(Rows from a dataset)
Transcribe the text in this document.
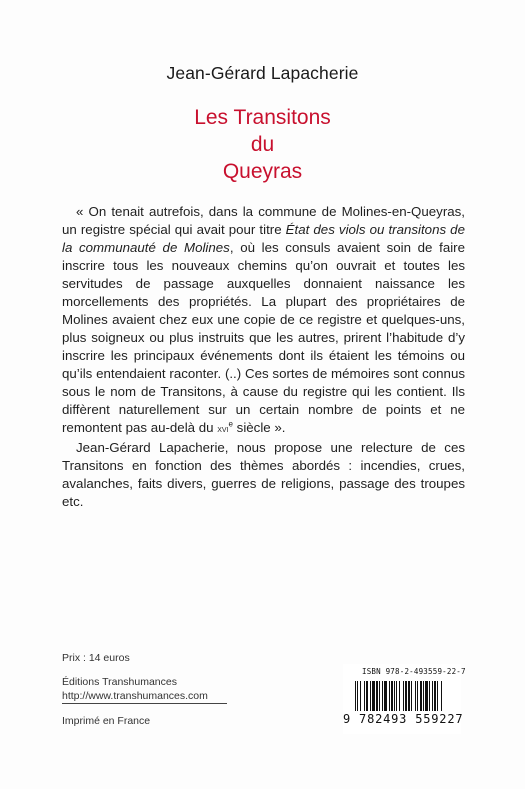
Jean-Gérard Lapacherie
Les Transitons
du
Queyras

« On tenait autrefois, dans la commune de Molines-en-Queyras, un registre spécial qui avait pour titre État des viols ou transitons de la communauté de Molines, où les consuls avaient soin de faire inscrire tous les nouveaux chemins qu’on ouvrait et toutes les servitudes de passage auxquelles donnaient naissance les morcellements des propriétés. La plupart des propriétaires de Molines avaient chez eux une copie de ce registre et quelques-uns, plus soigneux ou plus instruits que les autres, prirent l’habitude d’y inscrire les principaux événements dont ils étaient les témoins ou qu’ils entendaient raconter. (..) Ces sortes de mémoires sont connus sous le nom de Transitons, à cause du registre qui les contient. Ils diffèrent naturellement sur un certain nombre de points et ne remontent pas au-delà du xvi$^e$ siècle ».

Jean-Gérard Lapacherie, nous propose une relecture de ces Transitons en fonction des thèmes abordés : incendies, crues, avalanches, faits divers, guerres de religions, passage des troupes etc.

Prix : 14 euros
Éditions Transhumances
http://www.transhumances.com
Imprimé en France
ISBN 978-2-493559-22-7
9 782493 559227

__Request__: Pictures are not part of the copy; output everything else in the records exactly.

__Written answer__:
Transcribe the text in this document.
Jean-Gérard Lapacherie
Les Transitons
du
Queyras

« On tenait autrefois, dans la commune de Molines-en-Queyras, un registre spécial qui avait pour titre État des viols ou transitons de la communauté de Molines, où les consuls avaient soin de faire inscrire tous les nouveaux chemins qu’on ouvrait et toutes les servitudes de passage auxquelles donnaient naissance les morcellements des propriétés. La plupart des propriétaires de Molines avaient chez eux une copie de ce registre et quelques-uns, plus soigneux ou plus instruits que les autres, prirent l’habitude d’y inscrire les principaux événements dont ils étaient les témoins ou qu’ils entendaient raconter. (..) Ces sortes de mémoires sont connus sous le nom de Transitons, à cause du registre qui les contient. Ils diffèrent naturellement sur un certain nombre de points et ne remontent pas au-delà du xvi$^e$ siècle ».

Jean-Gérard Lapacherie, nous propose une relecture de ces Transitons en fonction des thèmes abordés : incendies, crues, avalanches, faits divers, guerres de religions, passage des troupes etc.

Prix : 14 euros
Éditions Transhumances
http://www.transhumances.com
Imprimé en France
ISBN 978-2-493559-22-7
9 782493 559227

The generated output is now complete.